• _GIVEN EXERCISE_
Keep the pictures out of the copy and print all the entries below exactly.

• _SUPPLIED ENTRIES_
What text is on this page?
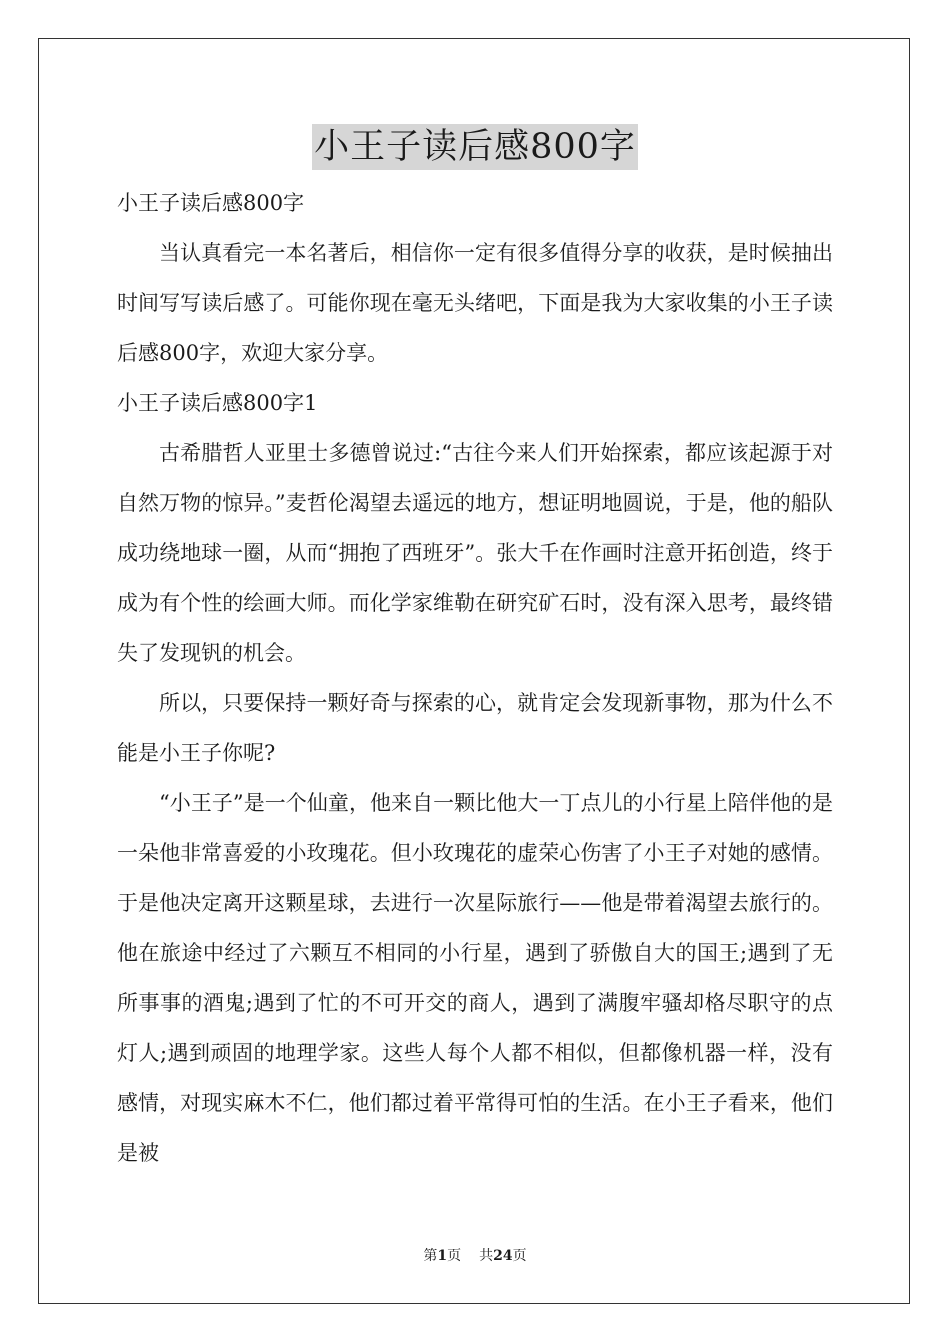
小王子读后感800字

小王子读后感800字

当认真看完一本名著后，相信你一定有很多值得分享的收获，是时候抽出时间写写读后感了。可能你现在毫无头绪吧，下面是我为大家收集的小王子读后感800字，欢迎大家分享。

小王子读后感800字1

古希腊哲人亚里士多德曾说过:“古往今来人们开始探索，都应该起源于对自然万物的惊异。”麦哲伦渴望去遥远的地方，想证明地圆说，于是，他的船队成功绕地球一圈，从而“拥抱了西班牙”。张大千在作画时注意开拓创造，终于成为有个性的绘画大师。而化学家维勒在研究矿石时，没有深入思考，最终错失了发现钒的机会。

所以，只要保持一颗好奇与探索的心，就肯定会发现新事物，那为什么不能是小王子你呢?

“小王子”是一个仙童，他来自一颗比他大一丁点儿的小行星上陪伴他的是一朵他非常喜爱的小玫瑰花。但小玫瑰花的虚荣心伤害了小王子对她的感情。于是他决定离开这颗星球，去进行一次星际旅行——他是带着渴望去旅行的。他在旅途中经过了六颗互不相同的小行星，遇到了骄傲自大的国王;遇到了无所事事的酒鬼;遇到了忙的不可开交的商人，遇到了满腹牢骚却格尽职守的点灯人;遇到顽固的地理学家。这些人每个人都不相似，但都像机器一样，没有感情，对现实麻木不仁，他们都过着平常得可怕的生活。在小王子看来，他们是被

第1页 共24页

• _WRITTEN REPLY_
What text is on this page?
小王子读后感800字

小王子读后感800字

当认真看完一本名著后，相信你一定有很多值得分享的收获，是时候抽出时间写写读后感了。可能你现在毫无头绪吧，下面是我为大家收集的小王子读后感800字，欢迎大家分享。

小王子读后感800字1

古希腊哲人亚里士多德曾说过:“古往今来人们开始探索，都应该起源于对自然万物的惊异。”麦哲伦渴望去遥远的地方，想证明地圆说，于是，他的船队成功绕地球一圈，从而“拥抱了西班牙”。张大千在作画时注意开拓创造，终于成为有个性的绘画大师。而化学家维勒在研究矿石时，没有深入思考，最终错失了发现钒的机会。

所以，只要保持一颗好奇与探索的心，就肯定会发现新事物，那为什么不能是小王子你呢?

“小王子”是一个仙童，他来自一颗比他大一丁点儿的小行星上陪伴他的是一朵他非常喜爱的小玫瑰花。但小玫瑰花的虚荣心伤害了小王子对她的感情。于是他决定离开这颗星球，去进行一次星际旅行——他是带着渴望去旅行的。他在旅途中经过了六颗互不相同的小行星，遇到了骄傲自大的国王;遇到了无所事事的酒鬼;遇到了忙的不可开交的商人，遇到了满腹牢骚却格尽职守的点灯人;遇到顽固的地理学家。这些人每个人都不相似，但都像机器一样，没有感情，对现实麻木不仁，他们都过着平常得可怕的生活。在小王子看来，他们是被

第1页 共24页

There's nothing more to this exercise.